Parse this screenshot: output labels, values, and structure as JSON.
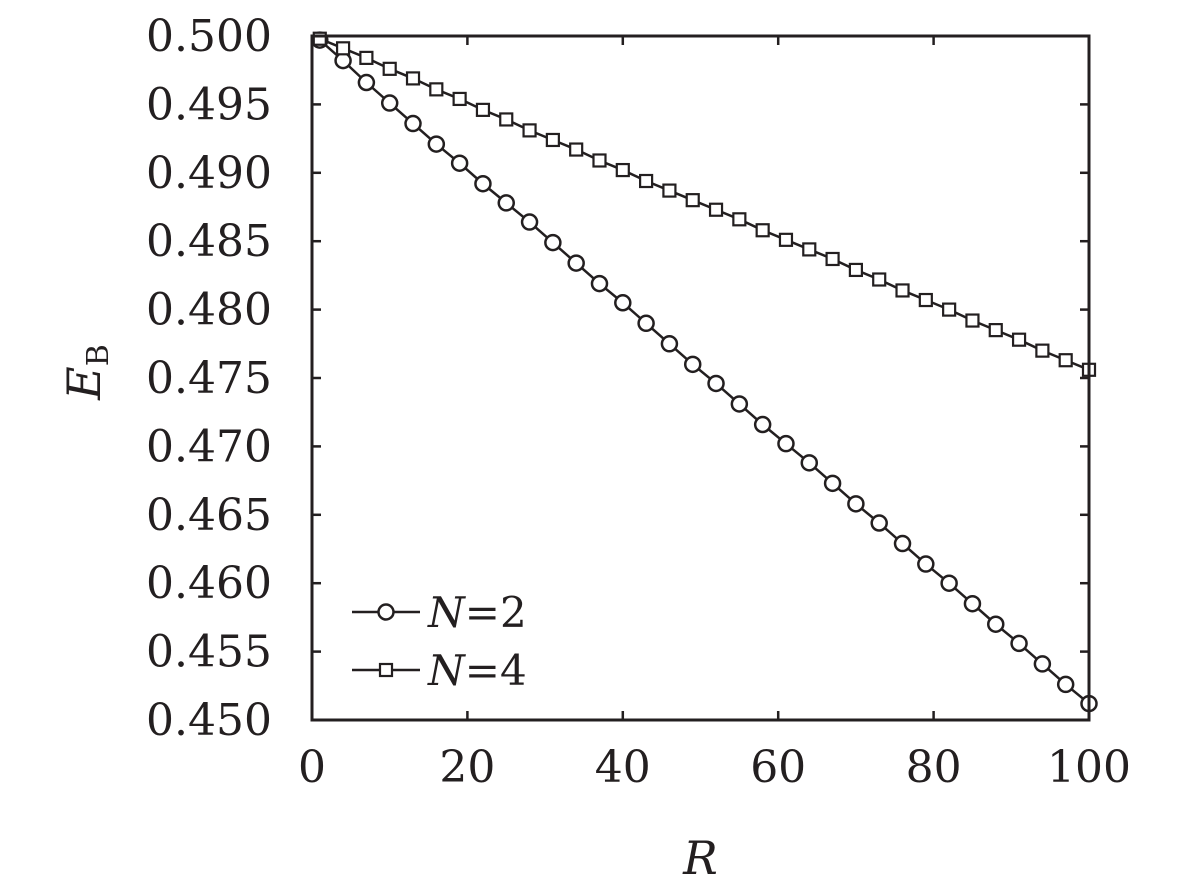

...

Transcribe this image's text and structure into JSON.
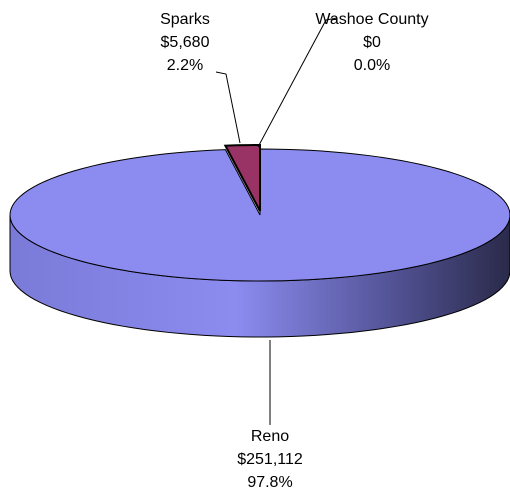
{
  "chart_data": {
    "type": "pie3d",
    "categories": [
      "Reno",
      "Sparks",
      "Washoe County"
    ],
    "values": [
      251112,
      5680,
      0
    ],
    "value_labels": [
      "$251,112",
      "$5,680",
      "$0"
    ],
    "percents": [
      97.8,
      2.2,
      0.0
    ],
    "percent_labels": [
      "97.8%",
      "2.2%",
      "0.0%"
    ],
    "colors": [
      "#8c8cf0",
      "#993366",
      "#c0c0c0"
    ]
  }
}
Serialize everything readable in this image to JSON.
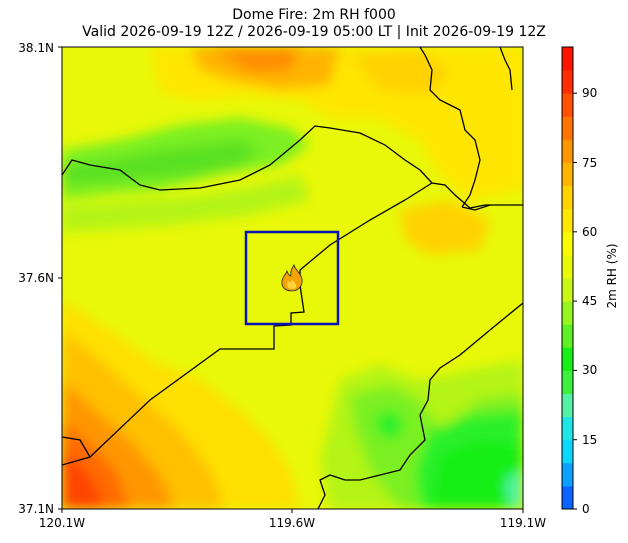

--

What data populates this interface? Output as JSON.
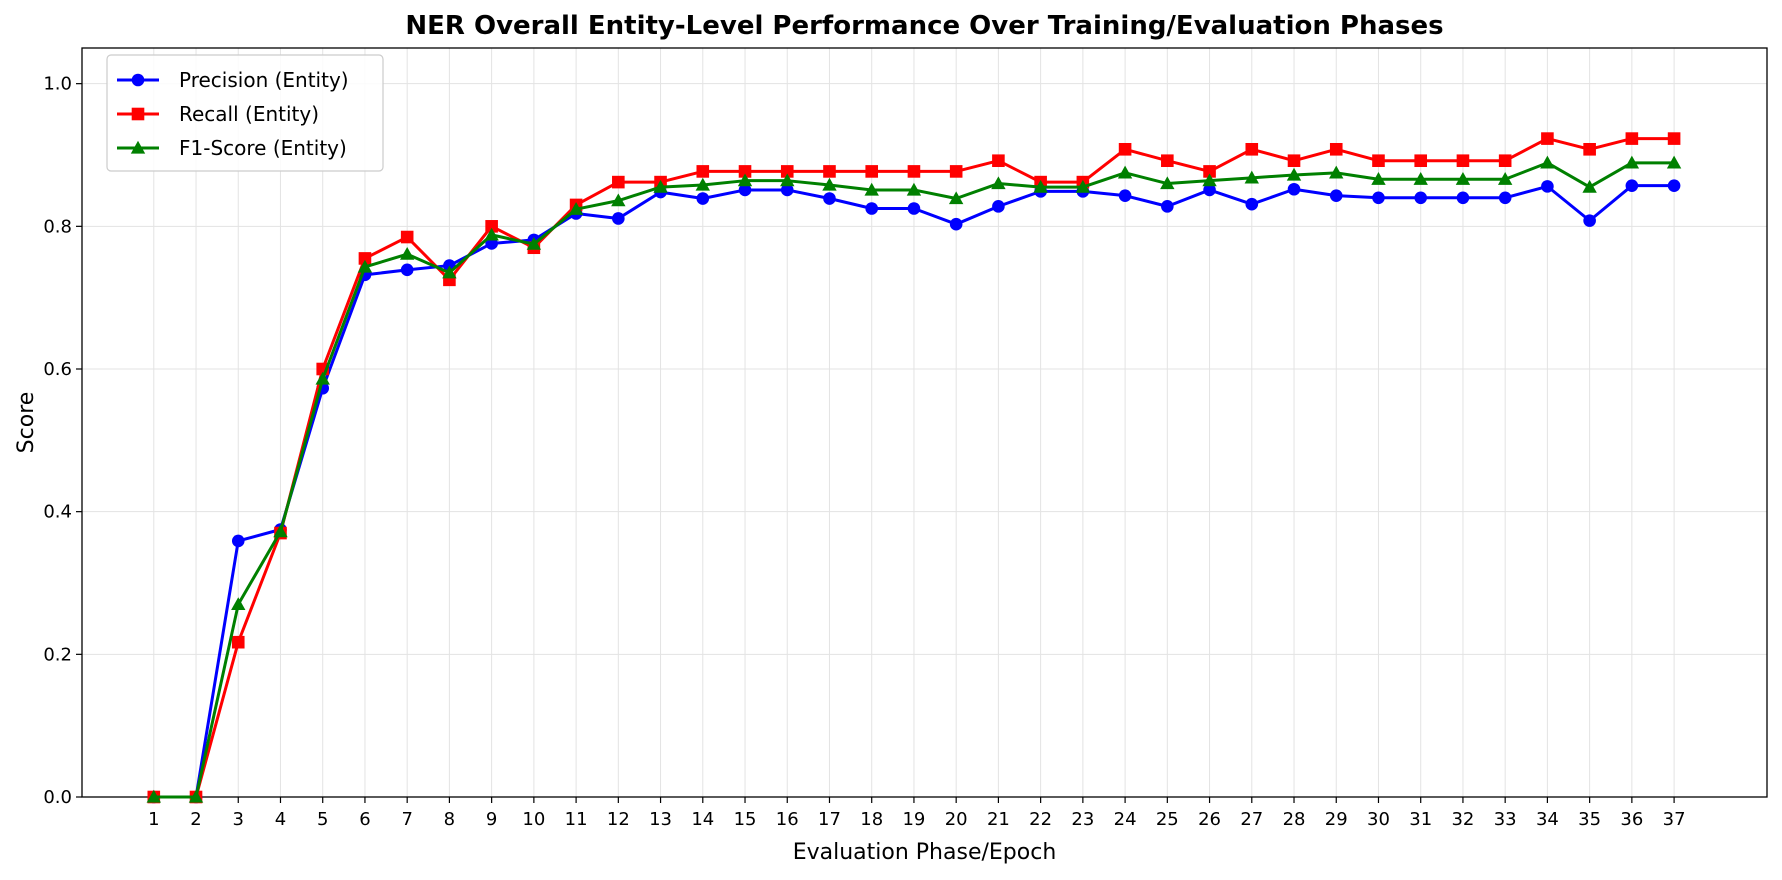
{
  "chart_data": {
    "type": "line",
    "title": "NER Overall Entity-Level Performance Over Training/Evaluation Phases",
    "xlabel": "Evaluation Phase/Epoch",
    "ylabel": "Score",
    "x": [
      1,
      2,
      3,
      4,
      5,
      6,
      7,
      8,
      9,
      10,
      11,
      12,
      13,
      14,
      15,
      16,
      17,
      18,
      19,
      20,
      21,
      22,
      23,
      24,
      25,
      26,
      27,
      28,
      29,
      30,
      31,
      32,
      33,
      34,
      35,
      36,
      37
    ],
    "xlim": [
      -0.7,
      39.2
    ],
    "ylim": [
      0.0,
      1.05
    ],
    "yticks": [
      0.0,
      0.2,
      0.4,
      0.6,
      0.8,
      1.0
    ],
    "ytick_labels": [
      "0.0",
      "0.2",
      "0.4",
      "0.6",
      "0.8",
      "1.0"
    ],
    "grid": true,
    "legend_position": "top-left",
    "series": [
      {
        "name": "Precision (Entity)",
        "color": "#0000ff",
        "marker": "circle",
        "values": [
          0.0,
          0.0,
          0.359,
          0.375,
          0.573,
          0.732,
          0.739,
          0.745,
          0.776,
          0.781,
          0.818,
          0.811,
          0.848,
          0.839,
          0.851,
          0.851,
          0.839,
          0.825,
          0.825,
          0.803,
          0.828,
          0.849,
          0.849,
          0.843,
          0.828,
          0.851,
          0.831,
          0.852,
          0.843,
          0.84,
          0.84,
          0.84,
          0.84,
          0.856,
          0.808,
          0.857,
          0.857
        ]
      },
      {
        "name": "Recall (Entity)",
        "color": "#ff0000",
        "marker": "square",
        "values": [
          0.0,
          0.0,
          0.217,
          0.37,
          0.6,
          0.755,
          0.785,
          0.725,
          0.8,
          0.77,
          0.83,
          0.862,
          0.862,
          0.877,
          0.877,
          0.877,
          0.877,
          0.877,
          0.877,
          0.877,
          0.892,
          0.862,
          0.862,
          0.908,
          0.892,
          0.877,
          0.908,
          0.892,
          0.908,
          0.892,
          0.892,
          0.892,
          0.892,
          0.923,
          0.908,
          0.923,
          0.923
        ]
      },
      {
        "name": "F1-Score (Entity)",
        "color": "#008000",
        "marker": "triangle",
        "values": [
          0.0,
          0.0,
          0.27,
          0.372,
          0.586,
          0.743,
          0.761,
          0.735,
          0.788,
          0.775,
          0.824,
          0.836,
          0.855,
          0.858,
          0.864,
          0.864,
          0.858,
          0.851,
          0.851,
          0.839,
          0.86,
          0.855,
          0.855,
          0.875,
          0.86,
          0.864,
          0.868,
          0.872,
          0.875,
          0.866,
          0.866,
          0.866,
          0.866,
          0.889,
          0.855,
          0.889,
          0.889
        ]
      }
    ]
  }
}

What is asked:
Copy the part that starts at the line with "Transcribe this image's" and finishes at the line with "Serialize everything readable", both included, and nothing more. Pictures are left out.

Full output:
Transcribe this image's text and structure into JSON.
{
  "chart_data": {
    "type": "pie3d",
    "categories": [
      "Reno",
      "Sparks",
      "Washoe County"
    ],
    "values": [
      251112,
      5680,
      0
    ],
    "value_labels": [
      "$251,112",
      "$5,680",
      "$0"
    ],
    "percents": [
      97.8,
      2.2,
      0.0
    ],
    "percent_labels": [
      "97.8%",
      "2.2%",
      "0.0%"
    ],
    "colors": [
      "#8c8cf0",
      "#993366",
      "#c0c0c0"
    ]
  }
}
Serialize everything readable in this image to JSON.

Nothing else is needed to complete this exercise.